• **Passage**:

(begin)

-1

I'm new to regular expressions in C++ and was wondering if anyone could tell me what I'm doing wrong here, i'm trying to make a regular expression match a html element, using the code i have i can make it match in all cases except where there is whitespace separating the content from the tags

string opening_tag = "(<[[:alpha:]]+>)";   
string content = "([\\w ]*)";   // zero or more characters or spaces
string closing_tag = "(</[[:alpha:]]+>)";
string html_element = opening_tag + content + closing_tag;

regex r(html_element);

string s;
while (cin >> s)
{
    if (regex_match(s, r))
    {
        cout << "matched" << endl;
    }
}
Etheryte
  • 24,589
  • 11
  • 71
  • 116

1 Answers1

2

Introduction

Your problem is actually not related to the regular-expression itself, but to how you are reading your data.


Explanation

When using operator>> you are effictively reading "word" by "word", since the operator will read as many characters as it can find, until it hits a whitespace (whitespaces are ignored by operator>>).

If you'd like to read an entire line from std::cin and store it in string s, you should use std::getline, as in the below sample snippet:

while (std::getline (std::cin, s)) {
  ...
}

Note: The regular expression constructed in your snippet is legal C++, there are however implementations who don't fully support the usage of character classes such as \w. As an example, if you are using libstdc++ you must replace the usage of \w with the equivalent [_[:alnum:]], making string content = "([_[:alnum:] ]*)".

Community
  • 1
  • 1
Filip Roséen - refp
  • 62,493
  • 20
  • 150
  • 196

(end)

• **Task requirements**:
A: From the code in the question of the forum thread, list every variable declared with the type string.
B: According to the forum thread, which function should be used to read an entire line from std::cin into string s?
C: Rewrite the stretch of the forum thread from "Introduction" through "ignored by operator>>).", replacing "characters" with "symbols".

• **Data supplied**:
(begin)

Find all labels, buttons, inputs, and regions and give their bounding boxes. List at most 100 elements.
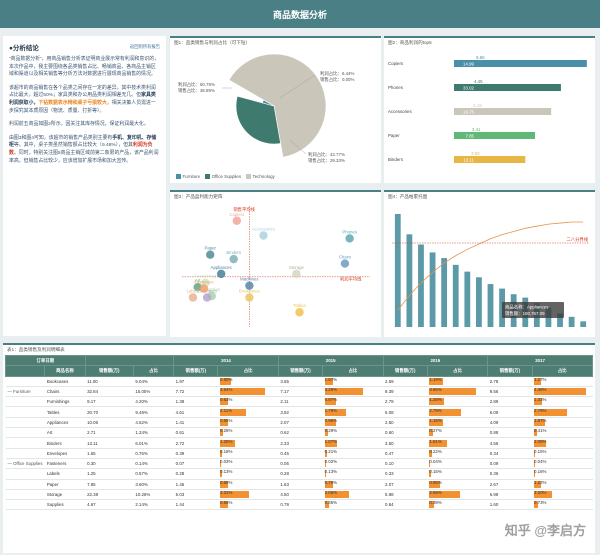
pareto-bar[interactable] [441, 258, 448, 327]
share-bar [534, 398, 542, 406]
group-name-cell: — Furniture [5, 386, 45, 398]
year-share-cell: 0.04% [532, 458, 593, 470]
year-share-cell: 0.97% [322, 396, 384, 408]
scatter-point[interactable] [340, 259, 350, 268]
table-row[interactable]: Paper 7.85 3.60% 1.46 0.68% 1.63 0.75% 2.07 0.95… [5, 479, 593, 490]
scatter-point[interactable] [259, 231, 268, 240]
scatter-point[interactable] [292, 269, 301, 279]
header-year-share[interactable]: 占比 [217, 365, 279, 377]
year-share-cell: 1.19% [427, 376, 488, 387]
pareto-bar[interactable] [394, 214, 401, 327]
pareto-bar[interactable] [452, 264, 459, 327]
year-share-cell: 0.18% [217, 448, 279, 459]
legend-item[interactable]: Technology [246, 174, 275, 179]
header-year-sales[interactable]: 销售额(万) [277, 365, 324, 377]
pareto-bar[interactable] [580, 321, 587, 327]
pareto-bar[interactable] [418, 244, 424, 327]
pie-slice-furniture[interactable] [262, 99, 275, 107]
scatter-point[interactable] [295, 308, 304, 317]
year-share-cell: 0.04% [427, 458, 488, 470]
group-name-cell [5, 417, 45, 429]
header-share[interactable]: 占比 [132, 365, 175, 377]
top5-category-label: Copiers [388, 61, 404, 66]
table-row[interactable]: Bookcases 11.00 5.04% 1.97 0.90% 3.65 1.67% 2.5… [5, 376, 593, 387]
header-year-share[interactable]: 占比 [531, 365, 594, 377]
table-row[interactable]: Binders 13.11 6.01% 2.72 1.25% 2.33 1.07% 3.50 1… [5, 437, 593, 449]
pie-chart[interactable]: 利润占比：6.44%销售占比：0.00% 利润占比：50.79%销售占比：36.8… [170, 48, 381, 168]
header-year[interactable]: 2016 [382, 354, 489, 367]
share-bar [219, 460, 221, 468]
scatter-point[interactable] [232, 216, 242, 225]
header-year-sales[interactable]: 销售额(万) [382, 365, 428, 377]
year-share-cell: 0.16% [532, 468, 593, 480]
table-row[interactable]: Appliances 10.06 4.62% 1.41 0.65% 2.07 0.95% 2.… [5, 417, 593, 429]
table-row[interactable]: Furnishings 9.17 4.20% 1.38 0.63% 2.11 0.97% 2.… [5, 396, 593, 408]
header-year-sales[interactable]: 销售额(万) [487, 365, 533, 377]
share-bar [429, 449, 432, 457]
pareto-bar[interactable] [406, 234, 413, 327]
share-bar [324, 449, 327, 457]
pareto-bar[interactable] [487, 284, 494, 327]
header-year-share[interactable]: 占比 [322, 365, 384, 377]
header-year[interactable]: 2015 [277, 354, 384, 367]
pareto-bar[interactable] [557, 313, 563, 327]
table-row[interactable]: Supplies 4.67 2.14% 1.44 0.66% 0.79 0.36% 0.84 0… [5, 499, 593, 511]
header-sales[interactable]: 销售额(万) [84, 365, 134, 377]
pareto-bar[interactable] [476, 277, 482, 327]
table-row[interactable]: Art 2.71 1.24% 0.61 0.28% 0.62 0.29% 0.60 0.27% 0… [5, 427, 593, 439]
year-sales-cell: 2.67 [487, 479, 533, 490]
top5-bar[interactable] [454, 60, 587, 67]
scatter-point[interactable] [199, 284, 209, 293]
pie-slice-technology[interactable] [228, 53, 327, 158]
scatter-point[interactable] [345, 234, 354, 243]
table-row[interactable]: Storage 22.38 10.26% 5.03 2.31% 4.50 2.06% 5.88… [5, 489, 593, 501]
year-share-cell: 0.29% [322, 427, 384, 439]
header-product-name[interactable]: 商品名称 [44, 365, 86, 377]
legend-item[interactable]: Furniture [176, 174, 200, 179]
scatter-point[interactable] [193, 282, 202, 292]
top5-bar[interactable] [454, 108, 552, 115]
pie-slice-office-supplies[interactable] [235, 95, 281, 145]
share-bar [219, 501, 229, 509]
back-to-reports-link[interactable]: 返回到所有报告 [129, 44, 160, 49]
header-order-date[interactable]: 订单日期 [5, 354, 86, 367]
scatter-point[interactable] [188, 293, 198, 302]
scatter-point[interactable] [245, 281, 254, 290]
summary-paragraph: 利润前五商品如图2所示。因关注其库存情况，保证利润最大化。 [9, 122, 149, 128]
top5-bar[interactable] [454, 132, 535, 139]
year-sales-cell: 1.41 [173, 417, 218, 429]
table-row[interactable]: Labels 1.25 0.57% 0.28 0.13% 0.28 0.13% 0.33 0.1… [5, 468, 593, 480]
table-row[interactable]: — Furniture Chairs 32.84 15.05% 7.72 3.54% 7.1… [5, 386, 593, 398]
year-sales-cell: 0.47 [383, 448, 428, 459]
sales-cell: 13.11 [85, 437, 134, 449]
share-cell: 5.04% [133, 376, 174, 387]
share-bar [534, 388, 587, 396]
scatter-point[interactable] [229, 254, 238, 264]
year-share-cell: 2.09% [532, 437, 593, 449]
table-row[interactable]: — Office Supplies Fasteners 0.30 0.14% 0.07 0… [5, 458, 593, 470]
top5-bar[interactable] [454, 84, 561, 91]
pareto-bar[interactable] [464, 271, 471, 327]
top5-bar[interactable] [454, 156, 526, 163]
summary-panel: ●分析结论 返回到所有报告 “商品数据分析”，用商品销售分析表证明商业展示常有利… [3, 36, 166, 336]
pareto-bar[interactable] [429, 252, 436, 327]
year-share-cell: 1.67% [322, 376, 384, 387]
scatter-point[interactable] [245, 293, 254, 302]
legend-item[interactable]: Office Supplies [205, 174, 241, 179]
table-row[interactable]: Tables 20.70 9.48% 4.61 2.11% 3.92 1.79% 6.08 2.… [5, 406, 593, 418]
year-share-cell: 0.36% [322, 499, 384, 511]
share-bar [219, 480, 229, 488]
pareto-bar[interactable] [568, 316, 575, 327]
year-sales-cell: 6.08 [383, 406, 428, 418]
scatter-point[interactable] [202, 293, 212, 302]
header-year[interactable]: 2014 [173, 354, 279, 367]
scatter-point[interactable] [216, 269, 226, 279]
scatter-point[interactable] [206, 250, 215, 259]
header-year-share[interactable]: 占比 [426, 365, 489, 377]
table-row[interactable]: Envelopes 1.65 0.76% 0.39 0.18% 0.45 0.21% 0.47… [5, 448, 593, 459]
header-year-sales[interactable]: 销售额(万) [173, 365, 219, 377]
header-year[interactable]: 2017 [487, 354, 593, 367]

(end)

• **Answers in order**:
A: opening_tag, content, closing_tag, html_element, s

B: std::getline

C:
Introduction

Your problem is actually not related to the regular-expression itself, but to how you are reading your data.


Explanation

When using operator>> you are effictively reading "word" by "word", since the operator will read as many symbols as it can find, until it hits a whitespace (whitespaces are ignored by operator>>).